== TASK ==
All of the material below is to be repeated exactly.

Start of ENTRIES SHOWN

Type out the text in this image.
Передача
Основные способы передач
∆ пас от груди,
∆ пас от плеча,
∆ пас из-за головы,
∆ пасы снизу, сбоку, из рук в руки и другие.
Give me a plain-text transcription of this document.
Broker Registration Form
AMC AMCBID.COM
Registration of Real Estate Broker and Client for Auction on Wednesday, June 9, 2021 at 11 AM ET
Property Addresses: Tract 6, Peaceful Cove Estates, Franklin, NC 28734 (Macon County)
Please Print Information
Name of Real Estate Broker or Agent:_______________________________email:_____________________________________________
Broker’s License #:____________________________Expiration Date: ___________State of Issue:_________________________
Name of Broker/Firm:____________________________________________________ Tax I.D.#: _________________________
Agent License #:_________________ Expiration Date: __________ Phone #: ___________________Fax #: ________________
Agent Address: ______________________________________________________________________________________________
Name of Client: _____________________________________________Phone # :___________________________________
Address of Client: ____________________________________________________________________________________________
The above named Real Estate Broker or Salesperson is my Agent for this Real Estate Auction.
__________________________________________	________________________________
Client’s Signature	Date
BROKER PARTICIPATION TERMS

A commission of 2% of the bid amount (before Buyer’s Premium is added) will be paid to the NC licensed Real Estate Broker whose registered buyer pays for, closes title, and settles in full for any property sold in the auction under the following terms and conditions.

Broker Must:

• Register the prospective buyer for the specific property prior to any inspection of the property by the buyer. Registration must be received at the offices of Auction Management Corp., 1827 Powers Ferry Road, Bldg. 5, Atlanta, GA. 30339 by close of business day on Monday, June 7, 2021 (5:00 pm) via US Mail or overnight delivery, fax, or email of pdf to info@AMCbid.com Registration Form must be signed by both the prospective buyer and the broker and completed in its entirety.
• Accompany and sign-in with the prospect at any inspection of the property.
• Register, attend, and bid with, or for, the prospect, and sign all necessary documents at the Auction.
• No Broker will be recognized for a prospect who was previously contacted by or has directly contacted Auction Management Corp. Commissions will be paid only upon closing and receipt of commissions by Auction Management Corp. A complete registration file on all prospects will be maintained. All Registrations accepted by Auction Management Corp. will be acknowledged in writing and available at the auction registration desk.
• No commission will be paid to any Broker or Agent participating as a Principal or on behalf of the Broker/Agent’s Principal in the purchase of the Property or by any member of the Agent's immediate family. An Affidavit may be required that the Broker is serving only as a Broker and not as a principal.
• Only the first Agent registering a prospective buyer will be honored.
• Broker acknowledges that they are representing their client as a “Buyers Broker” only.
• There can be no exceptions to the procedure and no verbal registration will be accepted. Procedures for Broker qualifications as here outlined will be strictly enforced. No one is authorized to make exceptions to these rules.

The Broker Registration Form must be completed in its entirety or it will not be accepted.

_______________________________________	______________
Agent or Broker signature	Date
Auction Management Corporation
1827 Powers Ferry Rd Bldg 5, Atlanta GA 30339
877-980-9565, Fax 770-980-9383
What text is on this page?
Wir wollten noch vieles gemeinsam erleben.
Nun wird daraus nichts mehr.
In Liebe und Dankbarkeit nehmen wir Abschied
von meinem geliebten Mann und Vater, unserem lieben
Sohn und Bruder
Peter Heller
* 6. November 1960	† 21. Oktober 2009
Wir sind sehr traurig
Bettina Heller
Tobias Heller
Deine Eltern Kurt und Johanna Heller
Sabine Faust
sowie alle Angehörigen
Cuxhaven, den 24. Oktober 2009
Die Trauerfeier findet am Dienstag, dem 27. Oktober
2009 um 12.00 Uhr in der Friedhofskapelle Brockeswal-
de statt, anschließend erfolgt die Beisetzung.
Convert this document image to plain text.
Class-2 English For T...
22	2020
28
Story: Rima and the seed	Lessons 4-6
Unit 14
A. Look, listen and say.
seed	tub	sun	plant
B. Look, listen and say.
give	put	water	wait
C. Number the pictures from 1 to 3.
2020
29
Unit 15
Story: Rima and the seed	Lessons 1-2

End of ENTRIES SHOWN

== RESPONSE TO THIS TASK ==
Type out the text in this image.
Передача
Основные способы передач
∆ пас от груди,
∆ пас от плеча,
∆ пас из-за головы,
∆ пасы снизу, сбоку, из рук в руки и другие.
Give me a plain-text transcription of this document.
Broker Registration Form
AMC AMCBID.COM
Registration of Real Estate Broker and Client for Auction on Wednesday, June 9, 2021 at 11 AM ET
Property Addresses: Tract 6, Peaceful Cove Estates, Franklin, NC 28734 (Macon County)
Please Print Information
Name of Real Estate Broker or Agent:_______________________________email:_____________________________________________
Broker’s License #:____________________________Expiration Date: ___________State of Issue:_________________________
Name of Broker/Firm:____________________________________________________ Tax I.D.#: _________________________
Agent License #:_________________ Expiration Date: __________ Phone #: ___________________Fax #: ________________
Agent Address: ______________________________________________________________________________________________
Name of Client: _____________________________________________Phone # :___________________________________
Address of Client: ____________________________________________________________________________________________
The above named Real Estate Broker or Salesperson is my Agent for this Real Estate Auction.
__________________________________________	________________________________
Client’s Signature	Date
BROKER PARTICIPATION TERMS

A commission of 2% of the bid amount (before Buyer’s Premium is added) will be paid to the NC licensed Real Estate Broker whose registered buyer pays for, closes title, and settles in full for any property sold in the auction under the following terms and conditions.

Broker Must:

• Register the prospective buyer for the specific property prior to any inspection of the property by the buyer. Registration must be received at the offices of Auction Management Corp., 1827 Powers Ferry Road, Bldg. 5, Atlanta, GA. 30339 by close of business day on Monday, June 7, 2021 (5:00 pm) via US Mail or overnight delivery, fax, or email of pdf to info@AMCbid.com Registration Form must be signed by both the prospective buyer and the broker and completed in its entirety.
• Accompany and sign-in with the prospect at any inspection of the property.
• Register, attend, and bid with, or for, the prospect, and sign all necessary documents at the Auction.
• No Broker will be recognized for a prospect who was previously contacted by or has directly contacted Auction Management Corp. Commissions will be paid only upon closing and receipt of commissions by Auction Management Corp. A complete registration file on all prospects will be maintained. All Registrations accepted by Auction Management Corp. will be acknowledged in writing and available at the auction registration desk.
• No commission will be paid to any Broker or Agent participating as a Principal or on behalf of the Broker/Agent’s Principal in the purchase of the Property or by any member of the Agent's immediate family. An Affidavit may be required that the Broker is serving only as a Broker and not as a principal.
• Only the first Agent registering a prospective buyer will be honored.
• Broker acknowledges that they are representing their client as a “Buyers Broker” only.
• There can be no exceptions to the procedure and no verbal registration will be accepted. Procedures for Broker qualifications as here outlined will be strictly enforced. No one is authorized to make exceptions to these rules.

The Broker Registration Form must be completed in its entirety or it will not be accepted.

_______________________________________	______________
Agent or Broker signature	Date
Auction Management Corporation
1827 Powers Ferry Rd Bldg 5, Atlanta GA 30339
877-980-9565, Fax 770-980-9383
What text is on this page?
Wir wollten noch vieles gemeinsam erleben.
Nun wird daraus nichts mehr.
In Liebe und Dankbarkeit nehmen wir Abschied
von meinem geliebten Mann und Vater, unserem lieben
Sohn und Bruder
Peter Heller
* 6. November 1960	† 21. Oktober 2009
Wir sind sehr traurig
Bettina Heller
Tobias Heller
Deine Eltern Kurt und Johanna Heller
Sabine Faust
sowie alle Angehörigen
Cuxhaven, den 24. Oktober 2009
Die Trauerfeier findet am Dienstag, dem 27. Oktober
2009 um 12.00 Uhr in der Friedhofskapelle Brockeswal-
de statt, anschließend erfolgt die Beisetzung.
Convert this document image to plain text.
Class-2 English For T...
22	2020
28
Story: Rima and the seed	Lessons 4-6
Unit 14
A. Look, listen and say.
seed	tub	sun	plant
B. Look, listen and say.
give	put	water	wait
C. Number the pictures from 1 to 3.
2020
29
Unit 15
Story: Rima and the seed	Lessons 1-2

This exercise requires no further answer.